- _Exercise objective_: Please give the listing again, word for word, with nothing left out.

- _Material_:
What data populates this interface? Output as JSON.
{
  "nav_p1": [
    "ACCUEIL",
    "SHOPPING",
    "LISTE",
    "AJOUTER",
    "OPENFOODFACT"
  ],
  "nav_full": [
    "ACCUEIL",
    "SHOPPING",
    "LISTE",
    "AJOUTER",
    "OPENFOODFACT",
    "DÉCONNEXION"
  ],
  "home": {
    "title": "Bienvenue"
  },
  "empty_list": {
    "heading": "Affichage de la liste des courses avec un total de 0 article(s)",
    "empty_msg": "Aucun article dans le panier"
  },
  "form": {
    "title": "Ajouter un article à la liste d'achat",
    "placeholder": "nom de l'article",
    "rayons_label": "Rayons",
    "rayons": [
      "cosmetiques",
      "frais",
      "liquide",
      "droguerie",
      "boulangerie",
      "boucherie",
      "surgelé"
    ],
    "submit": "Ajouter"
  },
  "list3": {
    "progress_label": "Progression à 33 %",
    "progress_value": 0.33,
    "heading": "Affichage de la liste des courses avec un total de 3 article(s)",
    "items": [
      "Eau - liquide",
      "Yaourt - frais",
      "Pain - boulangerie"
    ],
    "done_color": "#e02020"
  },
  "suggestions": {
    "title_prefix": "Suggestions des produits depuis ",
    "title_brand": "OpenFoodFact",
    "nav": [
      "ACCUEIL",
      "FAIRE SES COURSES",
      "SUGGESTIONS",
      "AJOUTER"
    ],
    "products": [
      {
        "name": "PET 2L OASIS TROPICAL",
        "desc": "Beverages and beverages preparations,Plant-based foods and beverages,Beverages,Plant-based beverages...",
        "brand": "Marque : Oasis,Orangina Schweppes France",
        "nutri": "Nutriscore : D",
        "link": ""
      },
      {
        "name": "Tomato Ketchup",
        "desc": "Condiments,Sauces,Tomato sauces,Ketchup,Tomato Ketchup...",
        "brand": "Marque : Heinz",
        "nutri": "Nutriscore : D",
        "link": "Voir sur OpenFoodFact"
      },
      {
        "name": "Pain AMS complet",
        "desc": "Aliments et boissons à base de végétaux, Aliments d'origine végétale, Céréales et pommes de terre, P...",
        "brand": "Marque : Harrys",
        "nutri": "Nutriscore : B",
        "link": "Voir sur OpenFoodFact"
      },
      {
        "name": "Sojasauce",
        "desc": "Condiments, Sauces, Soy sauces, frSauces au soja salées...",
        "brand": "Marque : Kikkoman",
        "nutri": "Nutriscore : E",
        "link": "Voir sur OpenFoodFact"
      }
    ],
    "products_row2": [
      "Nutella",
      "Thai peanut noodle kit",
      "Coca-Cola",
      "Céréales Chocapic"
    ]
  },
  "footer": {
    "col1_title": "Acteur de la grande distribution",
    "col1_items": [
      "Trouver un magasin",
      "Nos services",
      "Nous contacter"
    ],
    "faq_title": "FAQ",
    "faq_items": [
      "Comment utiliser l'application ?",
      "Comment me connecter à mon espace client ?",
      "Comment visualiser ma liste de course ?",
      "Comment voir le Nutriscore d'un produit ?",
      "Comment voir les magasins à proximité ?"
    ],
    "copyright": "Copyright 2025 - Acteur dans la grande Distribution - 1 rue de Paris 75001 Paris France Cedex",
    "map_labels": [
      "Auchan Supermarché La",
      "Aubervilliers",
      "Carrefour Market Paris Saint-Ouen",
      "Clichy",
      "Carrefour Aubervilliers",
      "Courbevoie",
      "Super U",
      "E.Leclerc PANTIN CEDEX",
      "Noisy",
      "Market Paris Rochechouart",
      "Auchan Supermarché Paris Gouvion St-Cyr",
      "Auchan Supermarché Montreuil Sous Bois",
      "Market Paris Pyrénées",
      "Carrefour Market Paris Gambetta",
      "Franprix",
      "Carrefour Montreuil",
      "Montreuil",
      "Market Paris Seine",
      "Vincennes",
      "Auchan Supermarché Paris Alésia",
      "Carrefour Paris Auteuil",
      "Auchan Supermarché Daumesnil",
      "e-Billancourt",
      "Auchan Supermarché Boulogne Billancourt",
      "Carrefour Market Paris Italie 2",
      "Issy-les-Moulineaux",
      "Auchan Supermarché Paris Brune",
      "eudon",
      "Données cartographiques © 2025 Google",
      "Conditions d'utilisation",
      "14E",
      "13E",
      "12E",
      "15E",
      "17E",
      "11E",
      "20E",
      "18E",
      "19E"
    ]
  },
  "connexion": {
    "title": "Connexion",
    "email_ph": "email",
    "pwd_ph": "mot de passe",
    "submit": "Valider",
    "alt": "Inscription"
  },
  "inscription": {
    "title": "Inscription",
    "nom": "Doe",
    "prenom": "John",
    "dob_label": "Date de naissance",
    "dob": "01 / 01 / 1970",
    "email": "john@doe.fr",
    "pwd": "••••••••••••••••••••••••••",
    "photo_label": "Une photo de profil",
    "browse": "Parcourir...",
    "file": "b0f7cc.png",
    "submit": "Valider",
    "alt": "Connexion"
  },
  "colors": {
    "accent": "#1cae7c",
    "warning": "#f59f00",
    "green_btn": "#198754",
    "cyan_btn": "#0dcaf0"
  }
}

- _Response to the exercise_:
What data populates this interface? Output as JSON.
{
  "nav_p1": [
    "ACCUEIL",
    "SHOPPING",
    "LISTE",
    "AJOUTER",
    "OPENFOODFACT"
  ],
  "nav_full": [
    "ACCUEIL",
    "SHOPPING",
    "LISTE",
    "AJOUTER",
    "OPENFOODFACT",
    "DÉCONNEXION"
  ],
  "home": {
    "title": "Bienvenue"
  },
  "empty_list": {
    "heading": "Affichage de la liste des courses avec un total de 0 article(s)",
    "empty_msg": "Aucun article dans le panier"
  },
  "form": {
    "title": "Ajouter un article à la liste d'achat",
    "placeholder": "nom de l'article",
    "rayons_label": "Rayons",
    "rayons": [
      "cosmetiques",
      "frais",
      "liquide",
      "droguerie",
      "boulangerie",
      "boucherie",
      "surgelé"
    ],
    "submit": "Ajouter"
  },
  "list3": {
    "progress_label": "Progression à 33 %",
    "progress_value": 0.33,
    "heading": "Affichage de la liste des courses avec un total de 3 article(s)",
    "items": [
      "Eau - liquide",
      "Yaourt - frais",
      "Pain - boulangerie"
    ],
    "done_color": "#e02020"
  },
  "suggestions": {
    "title_prefix": "Suggestions des produits depuis ",
    "title_brand": "OpenFoodFact",
    "nav": [
      "ACCUEIL",
      "FAIRE SES COURSES",
      "SUGGESTIONS",
      "AJOUTER"
    ],
    "products": [
      {
        "name": "PET 2L OASIS TROPICAL",
        "desc": "Beverages and beverages preparations,Plant-based foods and beverages,Beverages,Plant-based beverages...",
        "brand": "Marque : Oasis,Orangina Schweppes France",
        "nutri": "Nutriscore : D",
        "link": ""
      },
      {
        "name": "Tomato Ketchup",
        "desc": "Condiments,Sauces,Tomato sauces,Ketchup,Tomato Ketchup...",
        "brand": "Marque : Heinz",
        "nutri": "Nutriscore : D",
        "link": "Voir sur OpenFoodFact"
      },
      {
        "name": "Pain AMS complet",
        "desc": "Aliments et boissons à base de végétaux, Aliments d'origine végétale, Céréales et pommes de terre, P...",
        "brand": "Marque : Harrys",
        "nutri": "Nutriscore : B",
        "link": "Voir sur OpenFoodFact"
      },
      {
        "name": "Sojasauce",
        "desc": "Condiments, Sauces, Soy sauces, frSauces au soja salées...",
        "brand": "Marque : Kikkoman",
        "nutri": "Nutriscore : E",
        "link": "Voir sur OpenFoodFact"
      }
    ],
    "products_row2": [
      "Nutella",
      "Thai peanut noodle kit",
      "Coca-Cola",
      "Céréales Chocapic"
    ]
  },
  "footer": {
    "col1_title": "Acteur de la grande distribution",
    "col1_items": [
      "Trouver un magasin",
      "Nos services",
      "Nous contacter"
    ],
    "faq_title": "FAQ",
    "faq_items": [
      "Comment utiliser l'application ?",
      "Comment me connecter à mon espace client ?",
      "Comment visualiser ma liste de course ?",
      "Comment voir le Nutriscore d'un produit ?",
      "Comment voir les magasins à proximité ?"
    ],
    "copyright": "Copyright 2025 - Acteur dans la grande Distribution - 1 rue de Paris 75001 Paris France Cedex",
    "map_labels": [
      "Auchan Supermarché La",
      "Aubervilliers",
      "Carrefour Market Paris Saint-Ouen",
      "Clichy",
      "Carrefour Aubervilliers",
      "Courbevoie",
      "Super U",
      "E.Leclerc PANTIN CEDEX",
      "Noisy",
      "Market Paris Rochechouart",
      "Auchan Supermarché Paris Gouvion St-Cyr",
      "Auchan Supermarché Montreuil Sous Bois",
      "Market Paris Pyrénées",
      "Carrefour Market Paris Gambetta",
      "Franprix",
      "Carrefour Montreuil",
      "Montreuil",
      "Market Paris Seine",
      "Vincennes",
      "Auchan Supermarché Paris Alésia",
      "Carrefour Paris Auteuil",
      "Auchan Supermarché Daumesnil",
      "e-Billancourt",
      "Auchan Supermarché Boulogne Billancourt",
      "Carrefour Market Paris Italie 2",
      "Issy-les-Moulineaux",
      "Auchan Supermarché Paris Brune",
      "eudon",
      "Données cartographiques © 2025 Google",
      "Conditions d'utilisation",
      "14E",
      "13E",
      "12E",
      "15E",
      "17E",
      "11E",
      "20E",
      "18E",
      "19E"
    ]
  },
  "connexion": {
    "title": "Connexion",
    "email_ph": "email",
    "pwd_ph": "mot de passe",
    "submit": "Valider",
    "alt": "Inscription"
  },
  "inscription": {
    "title": "Inscription",
    "nom": "Doe",
    "prenom": "John",
    "dob_label": "Date de naissance",
    "dob": "01 / 01 / 1970",
    "email": "john@doe.fr",
    "pwd": "••••••••••••••••••••••••••",
    "photo_label": "Une photo de profil",
    "browse": "Parcourir...",
    "file": "b0f7cc.png",
    "submit": "Valider",
    "alt": "Connexion"
  },
  "colors": {
    "accent": "#1cae7c",
    "warning": "#f59f00",
    "green_btn": "#198754",
    "cyan_btn": "#0dcaf0"
  }
}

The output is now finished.